'We’re getting used to the fear'

Life continues at the Gush Etzion junction, in spite of Palestinian attacks.

Soldiers patrolling the parking lot by the Rami Levi supermarket in the Gush Etzion commercial center.  (photo credit: TOVAH LAZAROFF)
Soldiers patrolling the parking lot by the Rami Levi supermarket in the Gush Etzion commercial center.
(photo credit: TOVAH LAZAROFF)
Assaf Shilony flipped pizza dough on Thursday under the watchful eyes of two soldiers who stood guard outside his small store at the Gush Etzion junction in the West Bank, just outside of Jerusalem.
The day before, a Palestinian assailant stabbed a mother of eight in the back, as she stood in the parking lot around the corner from his pizza parlor.
“The situation is frightening, but we’re getting used to the fear,” said Shilony, as he punched the dough on his counter and explained that the day-to-day attacks throughout the last month have become a new kind of normal.
Assaf Shilony flipping pizza dough at the Gush Etzion commercial junction. (Tovah Lazaroff)
Next to his store, Palestinians worked on the construction of a new mini-mall due to open next year, hammers and drills in hand.
In better times, the small commercial center where he works is considered to be an oasis of co-existence in the area for Palestinians and Israelis, who both shop and work there.
But in the last nine days, Palestinians have targeted the center and the bus stops by the adjacent traffic circle, executing three separate attacks.
Two others occurred in the same period in the larger Gush Etzion region.
On Thursday, the IDF doubled its forces in the area. Under the gray cloudy sky, soldiers visibly stood at the bus stops and the entrance to the parking lot.

[Layout dataset entries]
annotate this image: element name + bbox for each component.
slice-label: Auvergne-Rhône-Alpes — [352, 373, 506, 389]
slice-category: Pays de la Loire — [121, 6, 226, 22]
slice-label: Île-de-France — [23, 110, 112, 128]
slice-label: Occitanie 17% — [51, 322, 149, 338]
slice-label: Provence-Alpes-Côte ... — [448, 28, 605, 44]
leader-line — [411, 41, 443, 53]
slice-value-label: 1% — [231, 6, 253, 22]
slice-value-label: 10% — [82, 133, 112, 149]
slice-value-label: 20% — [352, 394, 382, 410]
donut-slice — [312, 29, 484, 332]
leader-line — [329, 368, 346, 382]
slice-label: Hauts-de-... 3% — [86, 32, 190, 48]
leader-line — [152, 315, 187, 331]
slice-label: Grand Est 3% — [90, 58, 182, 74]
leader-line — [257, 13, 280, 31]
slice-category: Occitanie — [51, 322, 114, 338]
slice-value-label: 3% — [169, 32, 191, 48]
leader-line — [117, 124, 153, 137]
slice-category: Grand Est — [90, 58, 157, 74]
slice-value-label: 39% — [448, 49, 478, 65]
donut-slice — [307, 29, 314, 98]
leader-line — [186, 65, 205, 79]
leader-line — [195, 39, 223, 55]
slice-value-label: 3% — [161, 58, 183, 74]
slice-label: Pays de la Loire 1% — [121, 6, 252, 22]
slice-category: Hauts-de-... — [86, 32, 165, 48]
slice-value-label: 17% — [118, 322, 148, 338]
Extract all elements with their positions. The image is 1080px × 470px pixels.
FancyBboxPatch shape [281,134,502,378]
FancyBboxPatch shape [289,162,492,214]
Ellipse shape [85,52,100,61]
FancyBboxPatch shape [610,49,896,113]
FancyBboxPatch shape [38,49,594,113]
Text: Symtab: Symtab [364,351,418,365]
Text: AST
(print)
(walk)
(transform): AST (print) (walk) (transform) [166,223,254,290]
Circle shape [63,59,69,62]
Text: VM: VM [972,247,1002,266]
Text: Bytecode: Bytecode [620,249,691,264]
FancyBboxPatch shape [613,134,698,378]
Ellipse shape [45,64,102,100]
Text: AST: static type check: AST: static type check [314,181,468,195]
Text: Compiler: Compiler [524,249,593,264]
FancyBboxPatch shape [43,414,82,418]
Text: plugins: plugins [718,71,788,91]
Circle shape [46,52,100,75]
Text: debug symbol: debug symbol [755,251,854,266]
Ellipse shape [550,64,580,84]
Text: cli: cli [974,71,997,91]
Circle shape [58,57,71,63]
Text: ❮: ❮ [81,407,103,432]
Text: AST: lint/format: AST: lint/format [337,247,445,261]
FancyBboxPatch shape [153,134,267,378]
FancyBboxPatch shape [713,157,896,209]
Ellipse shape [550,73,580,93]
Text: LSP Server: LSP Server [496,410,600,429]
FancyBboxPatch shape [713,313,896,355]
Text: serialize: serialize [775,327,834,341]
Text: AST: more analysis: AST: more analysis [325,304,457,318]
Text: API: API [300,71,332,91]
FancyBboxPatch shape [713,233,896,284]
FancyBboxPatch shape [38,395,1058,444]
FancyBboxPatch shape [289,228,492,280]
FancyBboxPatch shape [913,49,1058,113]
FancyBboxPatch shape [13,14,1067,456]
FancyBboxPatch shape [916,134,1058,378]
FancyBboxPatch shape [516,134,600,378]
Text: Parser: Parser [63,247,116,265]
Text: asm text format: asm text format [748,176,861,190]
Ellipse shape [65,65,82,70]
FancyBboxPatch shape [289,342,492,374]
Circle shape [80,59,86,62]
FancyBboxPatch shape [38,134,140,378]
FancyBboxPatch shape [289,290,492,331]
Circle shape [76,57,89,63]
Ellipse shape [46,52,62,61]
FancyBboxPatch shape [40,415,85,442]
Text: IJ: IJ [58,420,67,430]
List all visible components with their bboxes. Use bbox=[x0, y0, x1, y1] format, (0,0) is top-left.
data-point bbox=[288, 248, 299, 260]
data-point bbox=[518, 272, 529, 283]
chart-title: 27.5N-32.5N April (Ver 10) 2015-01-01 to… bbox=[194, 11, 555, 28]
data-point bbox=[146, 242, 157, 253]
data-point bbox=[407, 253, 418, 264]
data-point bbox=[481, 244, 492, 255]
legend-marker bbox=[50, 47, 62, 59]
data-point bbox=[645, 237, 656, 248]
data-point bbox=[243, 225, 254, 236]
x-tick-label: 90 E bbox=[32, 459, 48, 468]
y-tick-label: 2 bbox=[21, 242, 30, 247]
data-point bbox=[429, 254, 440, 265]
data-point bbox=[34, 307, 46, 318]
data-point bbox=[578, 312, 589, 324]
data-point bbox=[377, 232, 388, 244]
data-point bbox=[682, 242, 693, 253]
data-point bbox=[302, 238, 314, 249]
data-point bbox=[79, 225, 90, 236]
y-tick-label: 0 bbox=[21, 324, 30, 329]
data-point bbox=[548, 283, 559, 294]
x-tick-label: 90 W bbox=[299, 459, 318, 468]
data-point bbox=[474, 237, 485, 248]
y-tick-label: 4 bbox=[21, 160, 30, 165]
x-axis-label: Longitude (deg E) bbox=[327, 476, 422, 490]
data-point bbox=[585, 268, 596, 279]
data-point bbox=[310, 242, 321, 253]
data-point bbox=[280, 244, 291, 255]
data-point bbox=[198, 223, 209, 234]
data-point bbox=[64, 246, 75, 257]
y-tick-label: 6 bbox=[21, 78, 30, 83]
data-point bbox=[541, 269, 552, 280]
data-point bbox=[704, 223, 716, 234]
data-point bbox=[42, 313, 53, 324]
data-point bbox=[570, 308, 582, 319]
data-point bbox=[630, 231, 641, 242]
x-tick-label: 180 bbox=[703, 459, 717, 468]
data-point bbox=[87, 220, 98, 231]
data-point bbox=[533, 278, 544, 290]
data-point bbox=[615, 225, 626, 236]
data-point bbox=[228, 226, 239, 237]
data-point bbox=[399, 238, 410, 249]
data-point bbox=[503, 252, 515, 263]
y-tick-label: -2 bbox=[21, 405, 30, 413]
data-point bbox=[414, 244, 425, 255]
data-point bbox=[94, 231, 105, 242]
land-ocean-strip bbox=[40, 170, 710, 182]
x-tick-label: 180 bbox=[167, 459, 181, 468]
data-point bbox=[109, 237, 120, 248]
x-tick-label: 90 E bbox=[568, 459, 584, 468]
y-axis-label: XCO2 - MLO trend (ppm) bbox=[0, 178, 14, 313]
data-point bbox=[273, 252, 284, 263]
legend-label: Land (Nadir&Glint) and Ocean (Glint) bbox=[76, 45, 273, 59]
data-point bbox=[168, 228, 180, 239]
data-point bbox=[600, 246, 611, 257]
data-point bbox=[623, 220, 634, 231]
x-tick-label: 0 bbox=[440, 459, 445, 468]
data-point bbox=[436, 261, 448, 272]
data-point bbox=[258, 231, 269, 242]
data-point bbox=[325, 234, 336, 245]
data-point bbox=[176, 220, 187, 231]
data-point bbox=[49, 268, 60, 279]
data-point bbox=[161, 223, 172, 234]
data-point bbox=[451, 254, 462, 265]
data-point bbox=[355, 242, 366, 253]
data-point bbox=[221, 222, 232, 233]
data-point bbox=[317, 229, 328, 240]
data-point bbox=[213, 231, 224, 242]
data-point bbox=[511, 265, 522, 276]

Work to complete:
a) In the article about the Gush Etzion junction, how many separate attacks did Palestinians carry out on the commercial center and nearby bus stops in the last nine days?
b) Please reproduce the part of the Gush Etzion article between "The day before, a" and "kind of normal.", inclusive.
c) Go on with the article about life at the Gush Etzion junction from the point where it stops.

Results of the tasks:
a) Three separate attacks.

b)
The day before, a Palestinian assailant stabbed a mother of eight in the back, as she stood in the parking lot around the corner from his pizza parlor.
“The situation is frightening, but we’re getting used to the fear,” said Shilony, as he punched the dough on his counter and explained that the day-to-day attacks throughout the last month have become a new kind of normal.

c)
Others patrolled the commercial center in green uniforms and drawn guns. They could be seen in groups walking through the parking lot, around shoppers who emerged from the Rami Levi supermarket with carts full of groceries, stepping through puddles that accumulating from the drizzling rain of the past couple of days.
Shilony, a resident of the Gilo neighborhood in Jerusalem, arrived at his store Thursday morning after attending a memorial ceremony for his cousin at the Mt. Herzl Military Cemetery in the capital.
He explained that his cousin was killed last year in a terror attack at a train station in Tel Aviv.
“A terrorist stabbed him from behind and tried to take his gun,” said Shilony.
Violence "is happening here, now, but it could happen in Jerusalem, in Tel Aviv,” he said. “You can’t tell from where or when the danger will come."
A short distance away, in front of English Cake bakery, two young women, Keter Maimon and Yaeela Refael, said they didn’t hesitate to leave their home settlement of Bat Ayin to meet for coffee.
Keter Maimon and Yaeela Refael in front of English Cake at the Gush Etzion commercial center. (Tovah Lazaroff)
They sat at a plastic white table under an awning, just a few feet away from where Wednesday’s stabbing occurred.
“It’s scary, but we have no choice. We have to continue as normal because we live here,” said Refael.
“We have pepper spray. We’re careful and alert. We look around,” Maimon said.
Refael noted that in general it is always scary in the Gush Etzion region. She recalled how Palestinians had at one time infiltrated her settlement.
Still, she said, the fear level has certainly gone up in the last few days.
In a nearby health food store, Roselyne Grumbach stood behind the counter helping customers.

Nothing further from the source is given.